**WHAT THE TASK REQUIRES**
Every line of the records must be repeated exactly; pictures stay out.
-- Start RECORDED DATA --
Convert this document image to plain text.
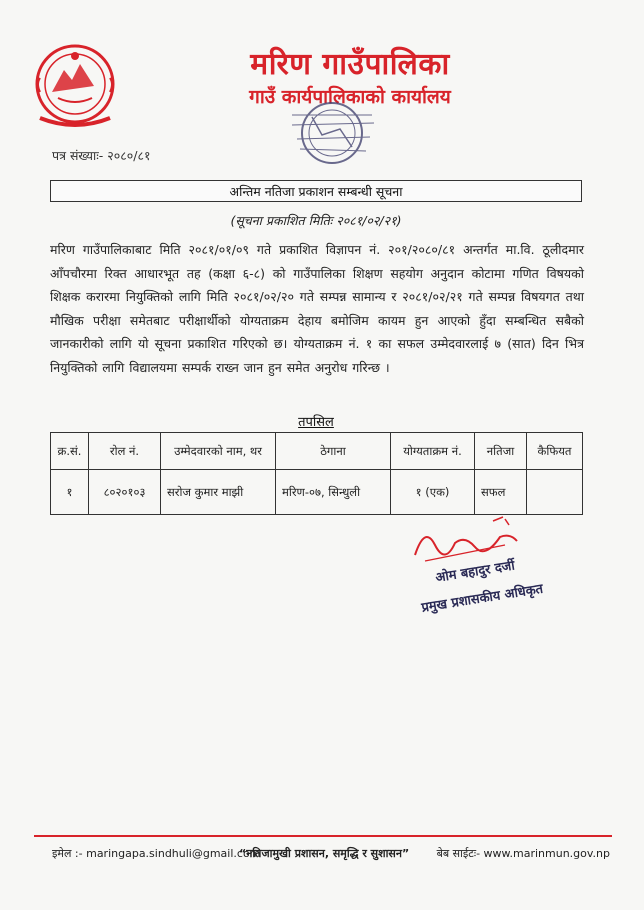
मरिण गाउँपालिका
गाउँ कार्यपालिकाको कार्यालय
पत्र संख्याः- २०८०/८१
अन्तिम नतिजा प्रकाशन सम्बन्धी सूचना
(सूचना प्रकाशित मितिः २०८१/०२/२१)
मरिण गाउँपालिकाबाट मिति २०८१/०१/०९ गते प्रकाशित विज्ञापन नं. २०१/२०८०/८१ अन्तर्गत मा.वि. ठूलीदमार आँपचौरमा रिक्त आधारभूत तह (कक्षा ६-८) को गाउँपालिका शिक्षण सहयोग अनुदान कोटामा गणित विषयको शिक्षक करारमा नियुक्तिको लागि मिति २०८१/०२/२० गते सम्पन्न सामान्य र २०८१/०२/२१ गते सम्पन्न विषयगत तथा मौखिक परीक्षा समेतबाट परीक्षार्थीको योग्यताक्रम देहाय बमोजिम कायम हुन आएको हुँदा सम्बन्धित सबैको जानकारीको लागि यो सूचना प्रकाशित गरिएको छ। योग्यताक्रम नं. १ का सफल उम्मेदवारलाई ७ (सात) दिन भित्र नियुक्तिको लागि विद्यालयमा सम्पर्क राख्न जान हुन समेत अनुरोध गरिन्छ ।
तपसिल
क्र.सं.	रोल नं.	उम्मेदवारको नाम, थर	ठेगाना	योग्यताक्रम नं.	नतिजा	कैफियत
१	८०२०१०३	सरोज कुमार माझी	मरिण-०७, सिन्धुली	१ (एक)	सफल	
ओम बहादुर दर्जी
प्रमुख प्रशासकीय अधिकृत
इमेल :- maringapa.sindhuli@gmail.com
“नतिजामुखी प्रशासन, समृद्धि र सुशासन” बेब साईटः- www.marinmun.gov.np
-- End RECORDED DATA --
**WORKED SOLUTION**
Convert this document image to plain text.
मरिण गाउँपालिका
गाउँ कार्यपालिकाको कार्यालय
पत्र संख्याः- २०८०/८१
अन्तिम नतिजा प्रकाशन सम्बन्धी सूचना
(सूचना प्रकाशित मितिः २०८१/०२/२१)
मरिण गाउँपालिकाबाट मिति २०८१/०१/०९ गते प्रकाशित विज्ञापन नं. २०१/२०८०/८१ अन्तर्गत मा.वि. ठूलीदमार आँपचौरमा रिक्त आधारभूत तह (कक्षा ६-८) को गाउँपालिका शिक्षण सहयोग अनुदान कोटामा गणित विषयको शिक्षक करारमा नियुक्तिको लागि मिति २०८१/०२/२० गते सम्पन्न सामान्य र २०८१/०२/२१ गते सम्पन्न विषयगत तथा मौखिक परीक्षा समेतबाट परीक्षार्थीको योग्यताक्रम देहाय बमोजिम कायम हुन आएको हुँदा सम्बन्धित सबैको जानकारीको लागि यो सूचना प्रकाशित गरिएको छ। योग्यताक्रम नं. १ का सफल उम्मेदवारलाई ७ (सात) दिन भित्र नियुक्तिको लागि विद्यालयमा सम्पर्क राख्न जान हुन समेत अनुरोध गरिन्छ ।
तपसिल
क्र.सं.	रोल नं.	उम्मेदवारको नाम, थर	ठेगाना	योग्यताक्रम नं.	नतिजा	कैफियत
१	८०२०१०३	सरोज कुमार माझी	मरिण-०७, सिन्धुली	१ (एक)	सफल	
ओम बहादुर दर्जी
प्रमुख प्रशासकीय अधिकृत
इमेल :- maringapa.sindhuli@gmail.com
“नतिजामुखी प्रशासन, समृद्धि र सुशासन” बेब साईटः- www.marinmun.gov.np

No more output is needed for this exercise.